The request: All lines in the data bearing the string "adjusted" should be identified and copied.

-------- Data shown --------

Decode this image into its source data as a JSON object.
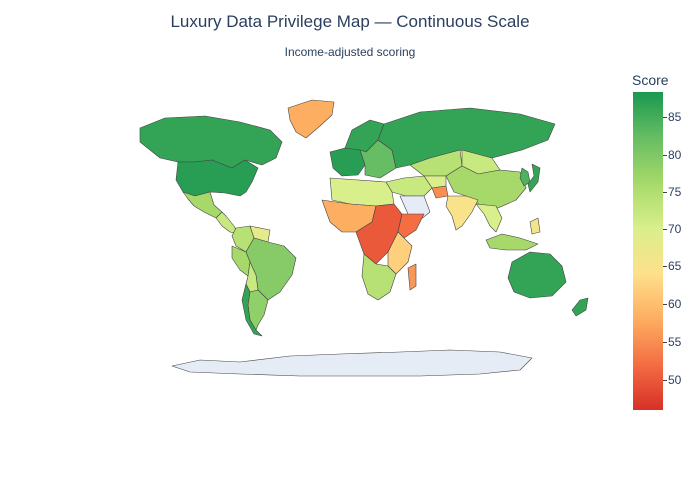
{
  "chart": {
    "title": "Luxury Data Privilege Map — Continuous Scale",
    "subtitle": "Income-adjusted scoring"
  },
  "colorbar": {
    "title": "Score",
    "ticks": [
      "85",
      "80",
      "75",
      "70",
      "65",
      "60",
      "55",
      "50"
    ],
    "colors": [
      "#1a9850",
      "#66bd63",
      "#a6d96a",
      "#d9ef8b",
      "#fee08b",
      "#fdae61",
      "#f46d43",
      "#d73027"
    ]
  },
  "chart_data": {
    "type": "heatmap",
    "subtype": "choropleth",
    "title": "Luxury Data Privilege Map — Continuous Scale",
    "subtitle": "Income-adjusted scoring",
    "colorbar_title": "Score",
    "range": [
      46,
      88
    ],
    "colorscale": "RdYlGn",
    "regions": [
      {
        "name": "Canada",
        "value": 86
      },
      {
        "name": "United States",
        "value": 87
      },
      {
        "name": "Greenland",
        "value": 58
      },
      {
        "name": "Mexico",
        "value": 76
      },
      {
        "name": "Central America",
        "value": 72
      },
      {
        "name": "Colombia",
        "value": 74
      },
      {
        "name": "Venezuela",
        "value": 68
      },
      {
        "name": "Brazil",
        "value": 79
      },
      {
        "name": "Peru",
        "value": 76
      },
      {
        "name": "Bolivia",
        "value": 72
      },
      {
        "name": "Argentina",
        "value": 78
      },
      {
        "name": "Chile",
        "value": 86
      },
      {
        "name": "Western Europe",
        "value": 87
      },
      {
        "name": "Scandinavia",
        "value": 86
      },
      {
        "name": "Eastern Europe",
        "value": 82
      },
      {
        "name": "Russia",
        "value": 86
      },
      {
        "name": "Kazakhstan",
        "value": 74
      },
      {
        "name": "Central Asia",
        "value": 70
      },
      {
        "name": "Mongolia",
        "value": 72
      },
      {
        "name": "China",
        "value": 76
      },
      {
        "name": "Korea",
        "value": 84
      },
      {
        "name": "Japan",
        "value": 86
      },
      {
        "name": "Middle East",
        "value": 72
      },
      {
        "name": "Saudi Arabia",
        "value": null
      },
      {
        "name": "Afghanistan",
        "value": 55
      },
      {
        "name": "India",
        "value": 65
      },
      {
        "name": "Southeast Asia",
        "value": 70
      },
      {
        "name": "Indonesia",
        "value": 76
      },
      {
        "name": "Philippines",
        "value": 66
      },
      {
        "name": "Australia",
        "value": 86
      },
      {
        "name": "New Zealand",
        "value": 86
      },
      {
        "name": "North Africa",
        "value": 70
      },
      {
        "name": "West Africa",
        "value": 58
      },
      {
        "name": "Central Africa",
        "value": 50
      },
      {
        "name": "Horn of Africa",
        "value": 52
      },
      {
        "name": "East Africa",
        "value": 62
      },
      {
        "name": "Southern Africa",
        "value": 74
      },
      {
        "name": "Madagascar",
        "value": 56
      },
      {
        "name": "Antarctica",
        "value": null
      }
    ]
  }
}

--------

Written solution:
    "subtitle": "Income-adjusted scoring"
    "subtitle": "Income-adjusted scoring",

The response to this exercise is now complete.